**DATA TO PROCESS:**
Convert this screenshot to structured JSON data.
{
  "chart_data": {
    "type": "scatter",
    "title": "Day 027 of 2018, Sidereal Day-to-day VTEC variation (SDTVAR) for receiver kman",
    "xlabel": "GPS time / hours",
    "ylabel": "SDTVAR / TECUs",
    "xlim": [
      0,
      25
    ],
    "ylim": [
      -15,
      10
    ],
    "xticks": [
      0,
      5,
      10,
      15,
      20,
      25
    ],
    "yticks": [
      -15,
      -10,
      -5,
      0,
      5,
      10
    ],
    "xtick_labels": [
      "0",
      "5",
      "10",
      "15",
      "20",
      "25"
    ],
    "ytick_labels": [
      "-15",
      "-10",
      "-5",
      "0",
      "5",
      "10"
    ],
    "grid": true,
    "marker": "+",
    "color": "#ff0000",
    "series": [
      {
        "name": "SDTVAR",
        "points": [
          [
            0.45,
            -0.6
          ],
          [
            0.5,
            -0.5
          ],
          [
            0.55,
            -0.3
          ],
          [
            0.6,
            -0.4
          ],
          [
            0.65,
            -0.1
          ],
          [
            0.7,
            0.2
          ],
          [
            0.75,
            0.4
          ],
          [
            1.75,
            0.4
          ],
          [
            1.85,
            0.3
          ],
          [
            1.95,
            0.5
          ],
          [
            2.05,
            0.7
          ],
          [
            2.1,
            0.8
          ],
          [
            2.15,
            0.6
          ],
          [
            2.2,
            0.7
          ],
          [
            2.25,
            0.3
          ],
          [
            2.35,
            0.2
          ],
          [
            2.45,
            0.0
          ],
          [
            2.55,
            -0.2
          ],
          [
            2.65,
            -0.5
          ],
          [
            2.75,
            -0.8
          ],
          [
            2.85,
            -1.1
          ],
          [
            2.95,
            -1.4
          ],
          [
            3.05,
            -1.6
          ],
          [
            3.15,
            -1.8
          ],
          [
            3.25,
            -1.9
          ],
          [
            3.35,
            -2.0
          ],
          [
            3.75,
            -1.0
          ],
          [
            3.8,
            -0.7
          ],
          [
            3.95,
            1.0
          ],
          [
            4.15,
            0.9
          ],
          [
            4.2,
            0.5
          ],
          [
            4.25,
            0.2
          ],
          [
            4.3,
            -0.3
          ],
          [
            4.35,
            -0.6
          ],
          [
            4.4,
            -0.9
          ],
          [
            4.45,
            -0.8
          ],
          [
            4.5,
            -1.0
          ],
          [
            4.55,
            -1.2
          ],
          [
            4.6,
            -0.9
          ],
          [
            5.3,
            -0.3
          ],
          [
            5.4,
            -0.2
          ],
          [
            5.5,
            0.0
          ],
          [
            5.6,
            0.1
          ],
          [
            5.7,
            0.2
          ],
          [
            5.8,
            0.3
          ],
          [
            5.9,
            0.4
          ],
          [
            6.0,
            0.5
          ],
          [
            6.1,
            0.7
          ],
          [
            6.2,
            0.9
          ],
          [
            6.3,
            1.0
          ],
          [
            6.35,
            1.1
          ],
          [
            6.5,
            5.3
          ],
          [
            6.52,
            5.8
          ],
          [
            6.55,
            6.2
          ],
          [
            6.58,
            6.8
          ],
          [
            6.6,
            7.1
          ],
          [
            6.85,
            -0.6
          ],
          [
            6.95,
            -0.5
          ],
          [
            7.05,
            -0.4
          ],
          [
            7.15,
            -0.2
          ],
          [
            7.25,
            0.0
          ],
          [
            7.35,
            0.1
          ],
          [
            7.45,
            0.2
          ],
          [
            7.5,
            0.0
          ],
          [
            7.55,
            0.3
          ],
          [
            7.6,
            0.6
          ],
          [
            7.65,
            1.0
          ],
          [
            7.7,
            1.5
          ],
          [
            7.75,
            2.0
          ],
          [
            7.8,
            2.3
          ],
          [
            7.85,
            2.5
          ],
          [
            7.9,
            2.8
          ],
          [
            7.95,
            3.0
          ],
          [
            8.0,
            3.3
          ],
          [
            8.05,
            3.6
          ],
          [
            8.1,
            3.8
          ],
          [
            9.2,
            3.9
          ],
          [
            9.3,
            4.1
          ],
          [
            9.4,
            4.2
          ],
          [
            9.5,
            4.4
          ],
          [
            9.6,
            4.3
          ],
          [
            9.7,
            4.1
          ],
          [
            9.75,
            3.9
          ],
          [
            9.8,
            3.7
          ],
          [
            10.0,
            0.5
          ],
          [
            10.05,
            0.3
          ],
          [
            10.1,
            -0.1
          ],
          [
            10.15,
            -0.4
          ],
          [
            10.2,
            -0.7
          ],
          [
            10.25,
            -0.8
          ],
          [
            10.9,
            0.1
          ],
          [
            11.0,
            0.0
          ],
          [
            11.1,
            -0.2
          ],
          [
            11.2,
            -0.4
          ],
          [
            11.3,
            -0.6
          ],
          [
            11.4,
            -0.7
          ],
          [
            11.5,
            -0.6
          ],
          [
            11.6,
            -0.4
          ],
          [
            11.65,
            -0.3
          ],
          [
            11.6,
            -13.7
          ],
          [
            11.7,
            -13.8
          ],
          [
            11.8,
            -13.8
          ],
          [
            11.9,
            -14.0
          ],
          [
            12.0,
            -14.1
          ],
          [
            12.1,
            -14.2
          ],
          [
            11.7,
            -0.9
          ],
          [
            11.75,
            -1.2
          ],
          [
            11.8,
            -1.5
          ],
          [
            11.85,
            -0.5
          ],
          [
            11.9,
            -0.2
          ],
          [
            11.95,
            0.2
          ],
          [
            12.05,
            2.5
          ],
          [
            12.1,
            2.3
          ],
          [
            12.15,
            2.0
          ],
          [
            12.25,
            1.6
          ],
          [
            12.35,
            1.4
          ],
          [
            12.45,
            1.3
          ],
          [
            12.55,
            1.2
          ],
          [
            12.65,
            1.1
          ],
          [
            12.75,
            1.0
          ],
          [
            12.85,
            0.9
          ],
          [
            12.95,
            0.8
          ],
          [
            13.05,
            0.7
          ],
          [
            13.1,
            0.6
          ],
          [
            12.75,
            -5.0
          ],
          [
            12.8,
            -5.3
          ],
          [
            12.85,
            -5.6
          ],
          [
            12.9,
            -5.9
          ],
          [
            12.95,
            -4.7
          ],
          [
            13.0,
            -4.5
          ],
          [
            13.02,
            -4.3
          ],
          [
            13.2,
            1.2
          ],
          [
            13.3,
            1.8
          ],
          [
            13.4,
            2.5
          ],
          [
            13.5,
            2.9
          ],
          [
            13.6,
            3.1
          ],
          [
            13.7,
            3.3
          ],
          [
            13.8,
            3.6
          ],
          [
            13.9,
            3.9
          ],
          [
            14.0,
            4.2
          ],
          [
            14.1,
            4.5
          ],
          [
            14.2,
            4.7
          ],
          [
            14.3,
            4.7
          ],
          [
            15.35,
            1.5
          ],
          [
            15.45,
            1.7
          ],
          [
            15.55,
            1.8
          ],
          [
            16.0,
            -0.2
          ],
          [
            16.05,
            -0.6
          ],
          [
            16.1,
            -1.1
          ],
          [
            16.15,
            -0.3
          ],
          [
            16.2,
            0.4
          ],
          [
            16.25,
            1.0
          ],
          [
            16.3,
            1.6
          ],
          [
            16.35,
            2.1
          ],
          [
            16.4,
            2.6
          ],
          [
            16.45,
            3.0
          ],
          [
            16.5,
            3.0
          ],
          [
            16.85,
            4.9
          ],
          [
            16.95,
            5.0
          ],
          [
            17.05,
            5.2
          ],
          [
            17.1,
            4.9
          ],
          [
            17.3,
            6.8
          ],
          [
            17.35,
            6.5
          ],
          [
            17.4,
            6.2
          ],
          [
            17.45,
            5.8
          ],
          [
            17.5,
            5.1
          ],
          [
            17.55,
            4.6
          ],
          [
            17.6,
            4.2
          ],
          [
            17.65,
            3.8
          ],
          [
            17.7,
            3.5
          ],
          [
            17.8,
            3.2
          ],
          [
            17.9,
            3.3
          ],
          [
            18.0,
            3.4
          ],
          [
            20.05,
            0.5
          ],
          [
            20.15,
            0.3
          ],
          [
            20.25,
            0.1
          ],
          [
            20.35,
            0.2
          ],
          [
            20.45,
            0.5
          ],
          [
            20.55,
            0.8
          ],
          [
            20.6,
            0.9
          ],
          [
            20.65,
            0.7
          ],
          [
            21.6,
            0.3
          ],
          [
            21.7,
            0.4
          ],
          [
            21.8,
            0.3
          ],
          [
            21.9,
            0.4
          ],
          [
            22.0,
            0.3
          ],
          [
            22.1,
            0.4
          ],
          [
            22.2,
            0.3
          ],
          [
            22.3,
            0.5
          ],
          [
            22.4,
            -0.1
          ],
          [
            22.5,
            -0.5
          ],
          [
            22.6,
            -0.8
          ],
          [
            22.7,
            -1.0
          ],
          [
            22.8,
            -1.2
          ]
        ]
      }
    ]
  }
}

**DIRECTIONS:**
List every line in the records above that contains the word "SDTVAR".

**TASK RESPONSE:**
    "title": "Day 027 of 2018, Sidereal Day-to-day VTEC variation (SDTVAR) for receiver kman",
    "ylabel": "SDTVAR / TECUs",
        "name": "SDTVAR",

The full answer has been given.